═══ Record list
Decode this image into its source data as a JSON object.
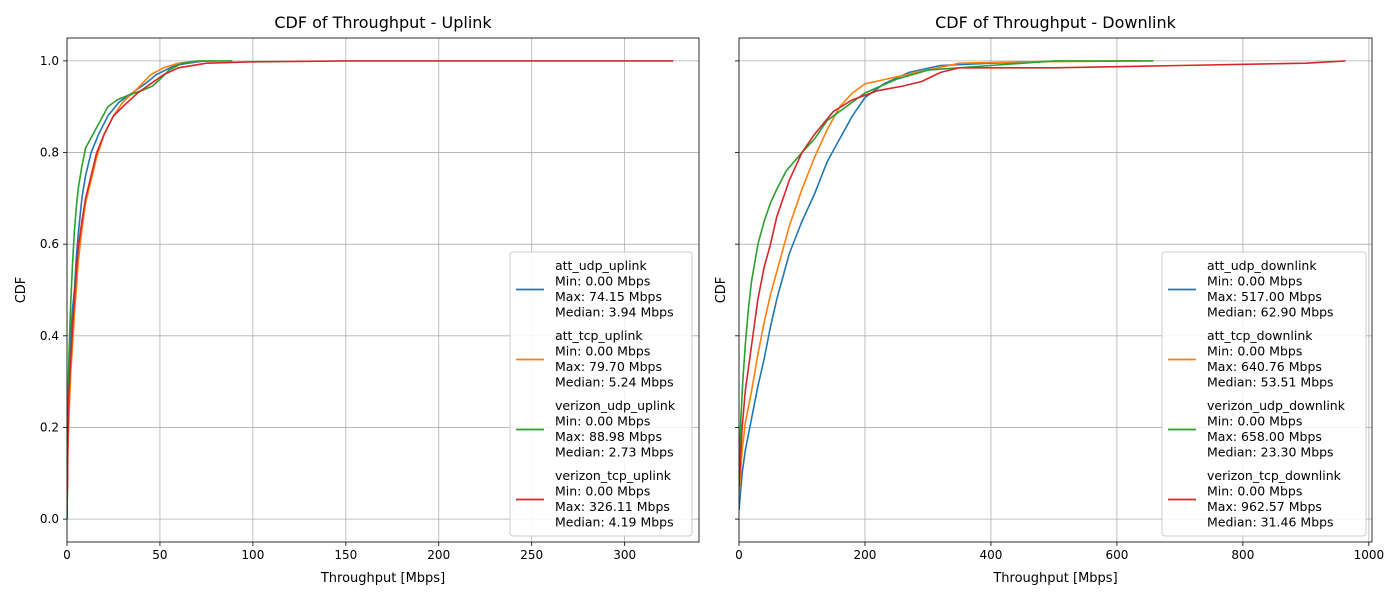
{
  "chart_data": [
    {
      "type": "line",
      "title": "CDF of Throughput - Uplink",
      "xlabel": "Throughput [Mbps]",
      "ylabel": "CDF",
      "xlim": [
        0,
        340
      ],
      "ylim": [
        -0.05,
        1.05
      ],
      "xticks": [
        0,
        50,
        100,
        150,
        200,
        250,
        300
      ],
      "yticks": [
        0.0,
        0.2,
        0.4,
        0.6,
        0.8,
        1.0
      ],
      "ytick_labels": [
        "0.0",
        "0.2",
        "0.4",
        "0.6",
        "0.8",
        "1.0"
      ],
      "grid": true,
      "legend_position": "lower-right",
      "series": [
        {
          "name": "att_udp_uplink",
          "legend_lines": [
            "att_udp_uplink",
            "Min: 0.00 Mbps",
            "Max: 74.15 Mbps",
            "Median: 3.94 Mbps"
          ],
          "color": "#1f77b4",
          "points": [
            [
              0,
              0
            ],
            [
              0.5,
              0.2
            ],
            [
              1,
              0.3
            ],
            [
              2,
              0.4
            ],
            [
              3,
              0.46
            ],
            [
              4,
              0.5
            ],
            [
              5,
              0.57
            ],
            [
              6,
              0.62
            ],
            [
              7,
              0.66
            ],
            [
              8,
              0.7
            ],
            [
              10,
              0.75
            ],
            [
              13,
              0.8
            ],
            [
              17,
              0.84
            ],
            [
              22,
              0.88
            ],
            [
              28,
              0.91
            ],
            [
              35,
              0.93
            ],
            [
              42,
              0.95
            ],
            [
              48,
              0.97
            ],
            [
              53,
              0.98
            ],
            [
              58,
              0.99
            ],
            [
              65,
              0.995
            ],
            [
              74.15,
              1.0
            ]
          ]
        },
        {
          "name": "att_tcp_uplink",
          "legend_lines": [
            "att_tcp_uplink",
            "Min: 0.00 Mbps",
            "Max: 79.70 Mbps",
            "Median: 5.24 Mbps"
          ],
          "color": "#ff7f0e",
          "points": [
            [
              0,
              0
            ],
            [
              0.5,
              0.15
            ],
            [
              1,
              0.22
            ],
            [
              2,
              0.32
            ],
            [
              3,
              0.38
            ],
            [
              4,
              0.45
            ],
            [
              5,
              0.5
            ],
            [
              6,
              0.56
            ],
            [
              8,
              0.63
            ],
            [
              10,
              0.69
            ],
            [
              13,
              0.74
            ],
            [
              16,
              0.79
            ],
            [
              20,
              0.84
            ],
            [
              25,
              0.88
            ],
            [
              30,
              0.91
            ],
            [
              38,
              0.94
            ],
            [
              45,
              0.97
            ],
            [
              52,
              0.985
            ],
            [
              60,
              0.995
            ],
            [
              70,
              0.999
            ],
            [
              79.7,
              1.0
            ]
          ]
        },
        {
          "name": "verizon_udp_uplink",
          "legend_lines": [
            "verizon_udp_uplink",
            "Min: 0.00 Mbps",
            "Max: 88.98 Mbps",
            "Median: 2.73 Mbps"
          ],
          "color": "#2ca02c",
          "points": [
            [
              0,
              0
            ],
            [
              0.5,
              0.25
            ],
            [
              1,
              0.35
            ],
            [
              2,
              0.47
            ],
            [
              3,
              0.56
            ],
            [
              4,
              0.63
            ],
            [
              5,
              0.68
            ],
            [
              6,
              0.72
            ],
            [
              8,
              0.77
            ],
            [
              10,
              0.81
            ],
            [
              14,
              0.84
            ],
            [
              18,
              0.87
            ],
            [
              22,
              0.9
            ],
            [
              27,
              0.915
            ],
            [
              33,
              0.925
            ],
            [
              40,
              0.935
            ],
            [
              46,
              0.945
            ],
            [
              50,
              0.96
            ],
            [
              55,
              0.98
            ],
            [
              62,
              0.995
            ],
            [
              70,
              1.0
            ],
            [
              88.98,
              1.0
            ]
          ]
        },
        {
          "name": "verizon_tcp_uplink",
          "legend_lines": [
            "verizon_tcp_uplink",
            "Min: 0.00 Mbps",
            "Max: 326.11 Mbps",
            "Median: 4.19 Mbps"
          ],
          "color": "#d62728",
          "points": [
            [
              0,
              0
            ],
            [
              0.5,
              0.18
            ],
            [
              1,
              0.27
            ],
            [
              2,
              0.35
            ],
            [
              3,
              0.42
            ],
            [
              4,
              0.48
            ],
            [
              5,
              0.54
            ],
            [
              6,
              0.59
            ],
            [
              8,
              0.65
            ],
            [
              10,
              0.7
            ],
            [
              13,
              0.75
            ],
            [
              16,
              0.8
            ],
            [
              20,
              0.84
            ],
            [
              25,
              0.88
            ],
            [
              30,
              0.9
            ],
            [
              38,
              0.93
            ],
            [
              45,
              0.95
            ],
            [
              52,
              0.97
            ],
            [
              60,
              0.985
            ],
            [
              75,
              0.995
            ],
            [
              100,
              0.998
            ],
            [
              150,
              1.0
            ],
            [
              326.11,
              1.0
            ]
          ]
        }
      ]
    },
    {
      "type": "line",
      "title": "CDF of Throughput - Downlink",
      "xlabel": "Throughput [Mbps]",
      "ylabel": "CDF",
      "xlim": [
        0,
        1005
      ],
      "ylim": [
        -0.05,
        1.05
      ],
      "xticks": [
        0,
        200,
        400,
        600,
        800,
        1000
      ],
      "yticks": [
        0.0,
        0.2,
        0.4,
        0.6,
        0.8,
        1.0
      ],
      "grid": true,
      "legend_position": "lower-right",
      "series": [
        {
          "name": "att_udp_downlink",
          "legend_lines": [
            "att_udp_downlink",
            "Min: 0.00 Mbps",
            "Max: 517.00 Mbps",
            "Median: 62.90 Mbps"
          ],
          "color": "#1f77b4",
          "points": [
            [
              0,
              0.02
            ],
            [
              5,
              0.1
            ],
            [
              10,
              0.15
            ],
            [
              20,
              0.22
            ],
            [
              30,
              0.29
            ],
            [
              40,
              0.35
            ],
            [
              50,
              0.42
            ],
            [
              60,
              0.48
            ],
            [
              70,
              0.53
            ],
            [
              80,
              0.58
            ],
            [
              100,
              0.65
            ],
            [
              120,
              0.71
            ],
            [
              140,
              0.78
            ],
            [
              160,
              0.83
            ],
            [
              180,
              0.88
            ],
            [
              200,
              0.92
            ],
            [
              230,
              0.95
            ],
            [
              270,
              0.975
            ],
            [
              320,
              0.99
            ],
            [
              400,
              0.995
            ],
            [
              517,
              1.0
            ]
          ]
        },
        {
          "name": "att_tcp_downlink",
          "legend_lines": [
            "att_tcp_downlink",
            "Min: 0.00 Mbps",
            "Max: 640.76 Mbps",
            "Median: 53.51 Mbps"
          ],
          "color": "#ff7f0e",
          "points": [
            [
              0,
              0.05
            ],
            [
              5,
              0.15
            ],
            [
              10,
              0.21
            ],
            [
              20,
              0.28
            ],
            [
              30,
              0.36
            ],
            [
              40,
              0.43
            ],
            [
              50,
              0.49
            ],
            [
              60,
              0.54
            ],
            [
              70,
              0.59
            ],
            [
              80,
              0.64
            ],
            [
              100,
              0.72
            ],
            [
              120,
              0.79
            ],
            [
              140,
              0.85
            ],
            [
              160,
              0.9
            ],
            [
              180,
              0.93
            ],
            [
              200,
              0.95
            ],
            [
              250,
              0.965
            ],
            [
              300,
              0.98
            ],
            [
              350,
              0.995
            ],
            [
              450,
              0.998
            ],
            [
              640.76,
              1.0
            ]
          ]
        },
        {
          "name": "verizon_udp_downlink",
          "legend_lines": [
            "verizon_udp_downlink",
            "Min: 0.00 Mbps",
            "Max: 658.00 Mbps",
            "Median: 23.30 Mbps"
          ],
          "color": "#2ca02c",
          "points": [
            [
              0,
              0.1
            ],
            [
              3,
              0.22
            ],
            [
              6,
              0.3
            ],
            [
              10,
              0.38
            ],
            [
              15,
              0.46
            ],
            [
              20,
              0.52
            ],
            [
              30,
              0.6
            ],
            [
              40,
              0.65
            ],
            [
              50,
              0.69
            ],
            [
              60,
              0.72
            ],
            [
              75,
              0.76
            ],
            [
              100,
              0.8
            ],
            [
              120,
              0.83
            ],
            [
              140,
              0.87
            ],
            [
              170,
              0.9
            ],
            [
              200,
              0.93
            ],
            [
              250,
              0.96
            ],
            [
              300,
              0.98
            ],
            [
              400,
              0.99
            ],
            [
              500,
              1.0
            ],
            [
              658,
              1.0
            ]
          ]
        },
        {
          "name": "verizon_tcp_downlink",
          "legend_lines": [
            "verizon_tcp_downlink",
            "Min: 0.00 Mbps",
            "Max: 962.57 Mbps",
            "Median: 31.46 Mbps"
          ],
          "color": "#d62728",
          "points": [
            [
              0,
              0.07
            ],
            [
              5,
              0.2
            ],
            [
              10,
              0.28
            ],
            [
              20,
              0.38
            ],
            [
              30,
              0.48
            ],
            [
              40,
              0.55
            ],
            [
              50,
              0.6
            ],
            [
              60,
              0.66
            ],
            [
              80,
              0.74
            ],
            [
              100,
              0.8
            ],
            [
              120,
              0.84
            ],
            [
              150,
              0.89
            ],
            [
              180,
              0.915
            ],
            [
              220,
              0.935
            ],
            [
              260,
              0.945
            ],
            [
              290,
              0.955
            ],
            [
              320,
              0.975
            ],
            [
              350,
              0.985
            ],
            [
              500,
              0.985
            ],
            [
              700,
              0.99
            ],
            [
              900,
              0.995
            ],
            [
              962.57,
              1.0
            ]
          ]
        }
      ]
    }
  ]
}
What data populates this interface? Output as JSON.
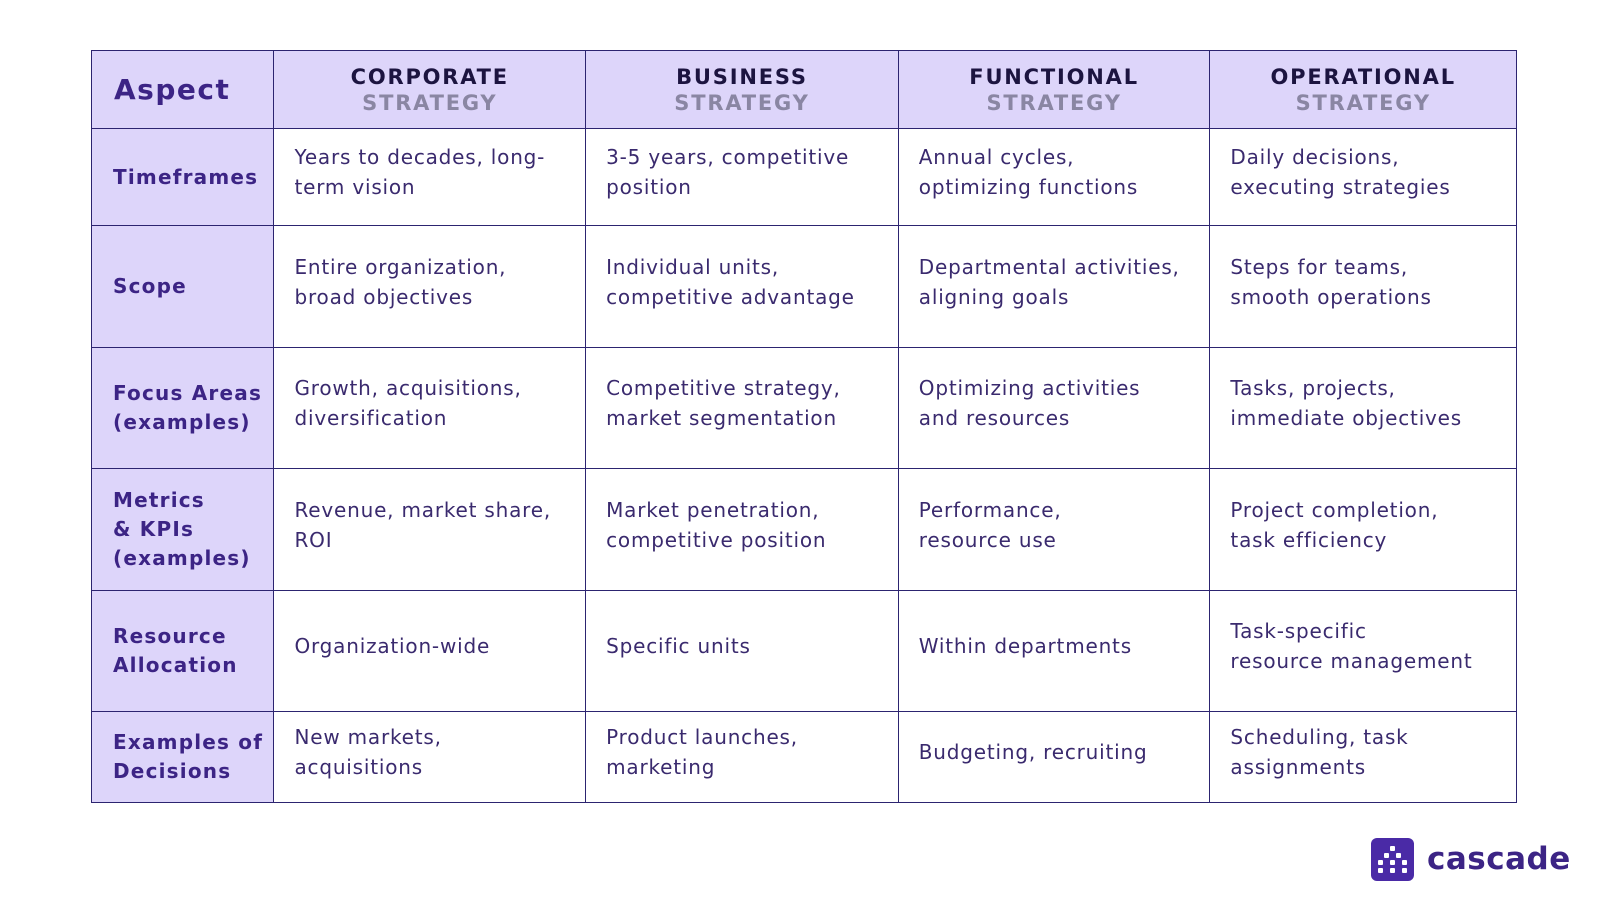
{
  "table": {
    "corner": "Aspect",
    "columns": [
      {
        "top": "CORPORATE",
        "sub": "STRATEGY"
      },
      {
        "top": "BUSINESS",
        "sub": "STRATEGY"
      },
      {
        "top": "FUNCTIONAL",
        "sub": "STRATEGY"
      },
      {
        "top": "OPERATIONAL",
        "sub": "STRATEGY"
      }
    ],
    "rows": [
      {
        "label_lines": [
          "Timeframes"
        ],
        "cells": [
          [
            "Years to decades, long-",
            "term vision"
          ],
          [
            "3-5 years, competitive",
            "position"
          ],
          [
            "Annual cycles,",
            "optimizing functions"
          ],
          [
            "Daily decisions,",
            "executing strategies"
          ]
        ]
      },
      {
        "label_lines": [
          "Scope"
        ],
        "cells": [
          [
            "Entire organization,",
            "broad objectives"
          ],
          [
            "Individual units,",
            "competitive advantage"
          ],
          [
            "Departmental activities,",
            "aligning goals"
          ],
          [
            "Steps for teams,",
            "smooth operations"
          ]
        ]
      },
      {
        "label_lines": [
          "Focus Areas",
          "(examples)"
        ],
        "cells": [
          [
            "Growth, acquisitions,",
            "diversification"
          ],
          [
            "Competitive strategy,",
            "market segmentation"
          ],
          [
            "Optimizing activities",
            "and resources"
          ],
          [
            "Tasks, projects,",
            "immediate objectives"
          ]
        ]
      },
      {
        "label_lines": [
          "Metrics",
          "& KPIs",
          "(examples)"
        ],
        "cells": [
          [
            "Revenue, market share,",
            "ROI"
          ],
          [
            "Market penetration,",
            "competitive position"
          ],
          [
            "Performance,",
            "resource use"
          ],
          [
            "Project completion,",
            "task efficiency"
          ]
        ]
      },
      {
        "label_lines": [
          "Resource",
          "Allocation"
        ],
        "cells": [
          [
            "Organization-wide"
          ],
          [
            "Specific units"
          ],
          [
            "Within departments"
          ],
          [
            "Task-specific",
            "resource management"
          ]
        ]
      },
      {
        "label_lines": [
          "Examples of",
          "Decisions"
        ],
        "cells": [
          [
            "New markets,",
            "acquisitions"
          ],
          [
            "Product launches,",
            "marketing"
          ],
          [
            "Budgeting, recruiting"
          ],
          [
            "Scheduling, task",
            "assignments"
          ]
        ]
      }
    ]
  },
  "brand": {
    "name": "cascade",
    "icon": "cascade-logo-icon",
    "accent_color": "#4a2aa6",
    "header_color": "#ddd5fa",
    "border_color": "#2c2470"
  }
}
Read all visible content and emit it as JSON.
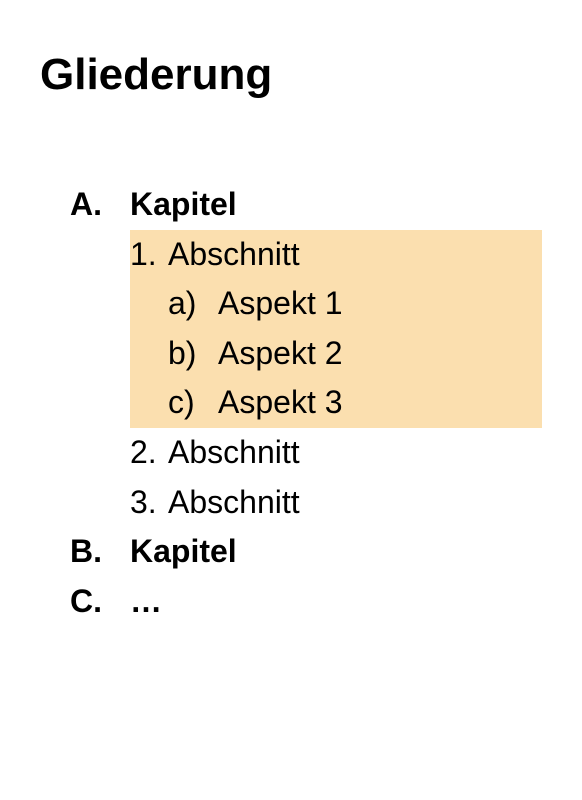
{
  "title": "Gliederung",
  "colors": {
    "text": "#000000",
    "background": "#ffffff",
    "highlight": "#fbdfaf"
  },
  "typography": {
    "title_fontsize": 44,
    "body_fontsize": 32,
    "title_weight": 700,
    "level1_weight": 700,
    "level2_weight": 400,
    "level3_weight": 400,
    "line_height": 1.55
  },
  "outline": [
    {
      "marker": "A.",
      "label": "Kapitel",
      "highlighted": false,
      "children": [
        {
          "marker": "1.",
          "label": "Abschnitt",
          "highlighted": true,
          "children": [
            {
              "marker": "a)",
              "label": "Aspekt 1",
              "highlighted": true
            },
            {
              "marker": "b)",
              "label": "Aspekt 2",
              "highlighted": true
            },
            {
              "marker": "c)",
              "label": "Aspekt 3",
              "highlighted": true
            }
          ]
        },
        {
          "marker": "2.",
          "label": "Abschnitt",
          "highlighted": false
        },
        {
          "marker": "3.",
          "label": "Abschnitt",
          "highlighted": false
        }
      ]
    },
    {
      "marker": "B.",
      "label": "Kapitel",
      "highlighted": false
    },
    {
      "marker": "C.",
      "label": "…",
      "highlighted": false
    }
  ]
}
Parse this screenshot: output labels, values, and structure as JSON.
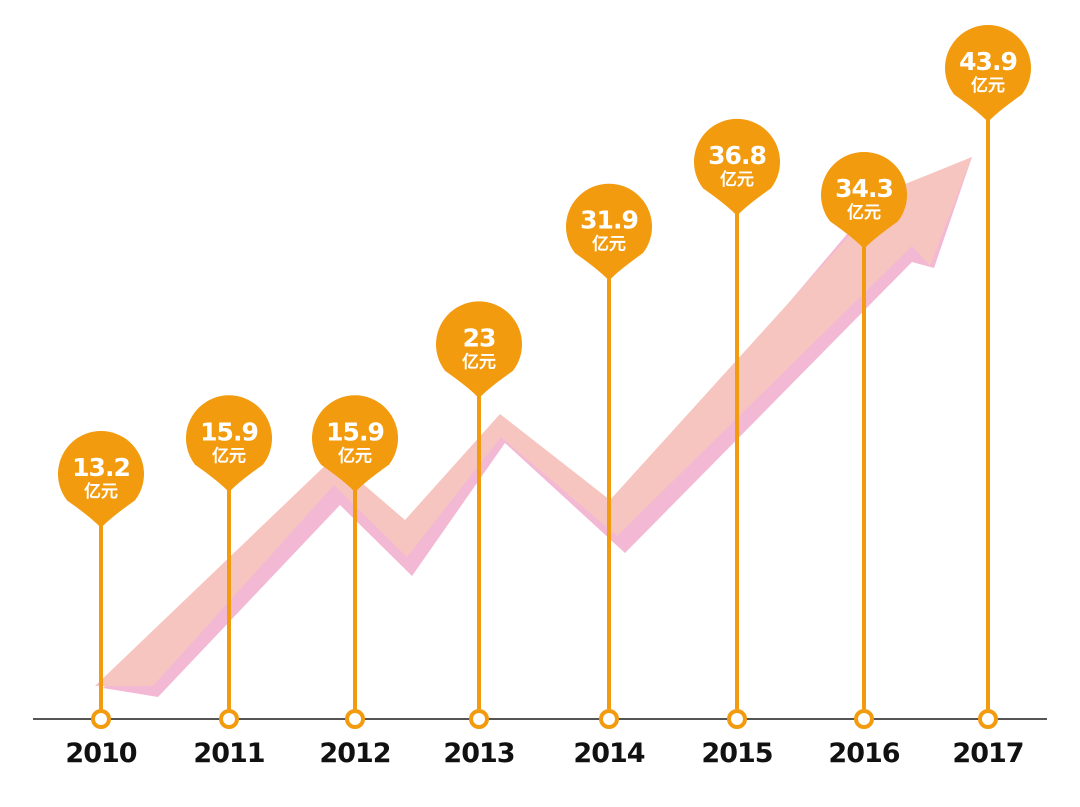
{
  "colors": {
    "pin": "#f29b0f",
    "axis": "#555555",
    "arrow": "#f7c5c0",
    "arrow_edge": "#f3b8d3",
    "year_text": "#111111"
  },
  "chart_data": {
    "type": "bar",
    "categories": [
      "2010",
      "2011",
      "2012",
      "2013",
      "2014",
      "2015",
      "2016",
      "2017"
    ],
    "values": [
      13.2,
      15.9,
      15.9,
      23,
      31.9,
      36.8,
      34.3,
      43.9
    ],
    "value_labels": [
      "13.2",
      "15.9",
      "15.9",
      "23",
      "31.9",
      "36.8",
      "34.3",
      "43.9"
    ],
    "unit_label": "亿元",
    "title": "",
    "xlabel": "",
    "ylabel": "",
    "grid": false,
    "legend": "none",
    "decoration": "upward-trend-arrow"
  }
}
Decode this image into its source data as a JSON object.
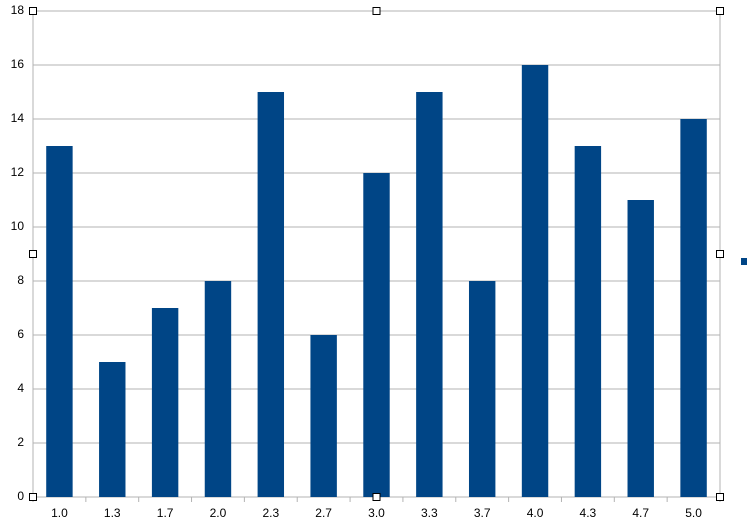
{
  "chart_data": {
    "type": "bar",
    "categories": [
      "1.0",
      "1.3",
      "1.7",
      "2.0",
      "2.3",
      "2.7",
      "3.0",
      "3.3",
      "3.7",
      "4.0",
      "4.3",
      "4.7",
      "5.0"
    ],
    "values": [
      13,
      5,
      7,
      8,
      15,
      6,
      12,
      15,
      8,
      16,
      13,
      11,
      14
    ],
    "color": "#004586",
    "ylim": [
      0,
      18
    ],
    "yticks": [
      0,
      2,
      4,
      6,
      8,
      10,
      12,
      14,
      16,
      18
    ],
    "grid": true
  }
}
══════
▶ [Required task] Select all lines in the listing above where the word "objectives" appears, and show them.

▶ [Written response]
            "broad objectives"
            "immediate objectives"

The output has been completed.